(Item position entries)
▼
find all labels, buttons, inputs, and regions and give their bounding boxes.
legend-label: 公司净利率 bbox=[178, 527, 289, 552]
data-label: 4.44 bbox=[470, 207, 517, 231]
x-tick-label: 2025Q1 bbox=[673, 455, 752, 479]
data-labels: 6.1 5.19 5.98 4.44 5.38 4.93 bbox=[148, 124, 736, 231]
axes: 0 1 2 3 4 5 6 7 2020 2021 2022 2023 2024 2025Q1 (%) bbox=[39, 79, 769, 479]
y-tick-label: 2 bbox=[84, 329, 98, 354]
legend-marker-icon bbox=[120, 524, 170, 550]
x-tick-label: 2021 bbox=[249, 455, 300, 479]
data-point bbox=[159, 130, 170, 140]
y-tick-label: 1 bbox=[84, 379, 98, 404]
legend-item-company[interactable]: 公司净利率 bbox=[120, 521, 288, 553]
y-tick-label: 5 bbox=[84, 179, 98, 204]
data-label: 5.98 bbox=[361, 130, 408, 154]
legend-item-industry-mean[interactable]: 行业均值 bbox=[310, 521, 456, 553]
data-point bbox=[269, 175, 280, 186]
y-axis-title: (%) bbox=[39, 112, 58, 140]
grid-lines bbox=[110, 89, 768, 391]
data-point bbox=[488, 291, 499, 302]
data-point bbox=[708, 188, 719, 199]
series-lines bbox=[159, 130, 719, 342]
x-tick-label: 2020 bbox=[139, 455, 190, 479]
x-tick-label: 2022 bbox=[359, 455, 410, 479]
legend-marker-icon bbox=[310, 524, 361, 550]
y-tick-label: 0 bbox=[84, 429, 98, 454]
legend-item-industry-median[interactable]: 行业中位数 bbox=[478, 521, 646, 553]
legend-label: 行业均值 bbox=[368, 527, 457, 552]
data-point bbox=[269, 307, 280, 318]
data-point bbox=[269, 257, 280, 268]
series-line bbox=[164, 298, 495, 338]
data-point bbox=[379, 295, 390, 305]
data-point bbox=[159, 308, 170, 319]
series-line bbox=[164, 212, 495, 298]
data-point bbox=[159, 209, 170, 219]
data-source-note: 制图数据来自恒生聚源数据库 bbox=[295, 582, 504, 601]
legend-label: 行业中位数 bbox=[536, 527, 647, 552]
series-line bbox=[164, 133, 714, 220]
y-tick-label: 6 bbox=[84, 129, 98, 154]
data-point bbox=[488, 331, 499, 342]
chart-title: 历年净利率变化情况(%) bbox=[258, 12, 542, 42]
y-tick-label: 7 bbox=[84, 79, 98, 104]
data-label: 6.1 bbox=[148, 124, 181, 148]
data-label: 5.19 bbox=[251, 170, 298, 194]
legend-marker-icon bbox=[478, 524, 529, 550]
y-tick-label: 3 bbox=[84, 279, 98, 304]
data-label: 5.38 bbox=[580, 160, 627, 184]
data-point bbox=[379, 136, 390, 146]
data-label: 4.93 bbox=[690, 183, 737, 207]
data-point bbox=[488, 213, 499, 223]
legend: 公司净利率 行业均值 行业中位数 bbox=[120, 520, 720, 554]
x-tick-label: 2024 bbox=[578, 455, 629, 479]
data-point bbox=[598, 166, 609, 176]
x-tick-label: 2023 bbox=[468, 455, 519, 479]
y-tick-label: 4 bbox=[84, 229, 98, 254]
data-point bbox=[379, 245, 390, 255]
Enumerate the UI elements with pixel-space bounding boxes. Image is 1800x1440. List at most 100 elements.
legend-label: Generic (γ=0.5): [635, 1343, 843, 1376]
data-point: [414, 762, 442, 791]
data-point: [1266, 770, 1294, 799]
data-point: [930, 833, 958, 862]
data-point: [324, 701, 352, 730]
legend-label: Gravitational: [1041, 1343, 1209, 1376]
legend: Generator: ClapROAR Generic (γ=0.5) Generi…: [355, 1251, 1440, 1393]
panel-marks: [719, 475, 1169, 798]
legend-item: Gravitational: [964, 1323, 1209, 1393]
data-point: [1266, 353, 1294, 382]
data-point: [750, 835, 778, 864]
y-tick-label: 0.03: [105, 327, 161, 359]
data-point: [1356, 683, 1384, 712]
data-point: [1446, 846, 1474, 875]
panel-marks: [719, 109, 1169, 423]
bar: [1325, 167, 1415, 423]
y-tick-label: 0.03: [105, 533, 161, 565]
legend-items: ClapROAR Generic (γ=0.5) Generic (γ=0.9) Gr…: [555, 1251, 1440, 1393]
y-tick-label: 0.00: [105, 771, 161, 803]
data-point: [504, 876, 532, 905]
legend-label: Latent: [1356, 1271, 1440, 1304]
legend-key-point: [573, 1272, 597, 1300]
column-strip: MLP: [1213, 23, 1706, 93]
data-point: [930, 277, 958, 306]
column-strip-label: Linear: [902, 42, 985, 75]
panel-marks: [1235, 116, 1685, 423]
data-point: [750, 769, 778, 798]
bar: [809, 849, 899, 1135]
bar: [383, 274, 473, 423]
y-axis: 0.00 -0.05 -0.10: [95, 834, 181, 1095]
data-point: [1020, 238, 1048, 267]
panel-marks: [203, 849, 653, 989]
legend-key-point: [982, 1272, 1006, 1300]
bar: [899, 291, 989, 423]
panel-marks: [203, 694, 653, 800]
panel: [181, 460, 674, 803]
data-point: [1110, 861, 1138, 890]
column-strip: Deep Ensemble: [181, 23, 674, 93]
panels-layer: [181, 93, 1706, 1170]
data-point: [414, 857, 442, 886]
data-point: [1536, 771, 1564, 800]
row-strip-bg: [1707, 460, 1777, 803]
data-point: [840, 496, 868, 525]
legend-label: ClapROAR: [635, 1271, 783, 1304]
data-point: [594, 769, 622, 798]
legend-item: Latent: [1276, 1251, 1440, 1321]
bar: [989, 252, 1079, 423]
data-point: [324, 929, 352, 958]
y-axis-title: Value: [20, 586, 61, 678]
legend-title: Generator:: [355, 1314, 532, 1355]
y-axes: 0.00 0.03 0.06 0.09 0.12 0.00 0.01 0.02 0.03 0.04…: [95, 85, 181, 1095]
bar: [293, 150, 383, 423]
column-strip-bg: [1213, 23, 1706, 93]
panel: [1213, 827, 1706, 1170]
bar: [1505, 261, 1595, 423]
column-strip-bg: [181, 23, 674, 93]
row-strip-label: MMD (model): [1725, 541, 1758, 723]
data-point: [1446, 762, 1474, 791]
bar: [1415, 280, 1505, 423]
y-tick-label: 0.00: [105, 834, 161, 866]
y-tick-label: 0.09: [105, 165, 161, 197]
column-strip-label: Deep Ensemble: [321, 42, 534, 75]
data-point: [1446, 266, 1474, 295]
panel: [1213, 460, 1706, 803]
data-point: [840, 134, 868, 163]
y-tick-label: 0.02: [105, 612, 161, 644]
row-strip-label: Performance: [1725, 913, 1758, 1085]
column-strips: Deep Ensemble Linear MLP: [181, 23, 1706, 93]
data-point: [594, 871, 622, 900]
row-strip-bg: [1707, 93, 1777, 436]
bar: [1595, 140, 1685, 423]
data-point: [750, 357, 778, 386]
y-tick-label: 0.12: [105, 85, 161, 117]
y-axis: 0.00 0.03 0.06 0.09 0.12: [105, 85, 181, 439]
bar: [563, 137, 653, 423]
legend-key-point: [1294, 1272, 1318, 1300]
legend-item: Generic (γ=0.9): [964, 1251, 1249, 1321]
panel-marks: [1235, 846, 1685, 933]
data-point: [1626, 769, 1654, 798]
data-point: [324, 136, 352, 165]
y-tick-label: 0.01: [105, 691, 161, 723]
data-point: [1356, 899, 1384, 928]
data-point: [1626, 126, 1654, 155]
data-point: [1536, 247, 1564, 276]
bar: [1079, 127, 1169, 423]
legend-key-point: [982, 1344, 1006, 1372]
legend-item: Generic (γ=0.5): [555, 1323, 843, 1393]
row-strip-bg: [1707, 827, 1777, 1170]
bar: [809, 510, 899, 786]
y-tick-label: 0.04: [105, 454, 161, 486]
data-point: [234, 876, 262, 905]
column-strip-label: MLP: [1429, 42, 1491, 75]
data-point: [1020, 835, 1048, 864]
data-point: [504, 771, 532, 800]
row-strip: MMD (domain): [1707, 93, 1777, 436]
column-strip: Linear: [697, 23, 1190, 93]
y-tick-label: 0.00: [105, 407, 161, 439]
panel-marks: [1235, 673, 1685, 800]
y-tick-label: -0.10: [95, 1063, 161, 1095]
▲
Exercise task - Copy the item position entries verbatim, beginning with the first line and stopping after the line that contains "y-tick-label: 1 bbox=[84, 379, 98, 404]".

Exercise solution -
find all labels, buttons, inputs, and regions and give their bounding boxes.
legend-label: 公司净利率 bbox=[178, 527, 289, 552]
data-label: 4.44 bbox=[470, 207, 517, 231]
x-tick-label: 2025Q1 bbox=[673, 455, 752, 479]
data-labels: 6.1 5.19 5.98 4.44 5.38 4.93 bbox=[148, 124, 736, 231]
axes: 0 1 2 3 4 5 6 7 2020 2021 2022 2023 2024 2025Q1 (%) bbox=[39, 79, 769, 479]
y-tick-label: 2 bbox=[84, 329, 98, 354]
legend-marker-icon bbox=[120, 524, 170, 550]
x-tick-label: 2021 bbox=[249, 455, 300, 479]
data-point bbox=[159, 130, 170, 140]
y-tick-label: 1 bbox=[84, 379, 98, 404]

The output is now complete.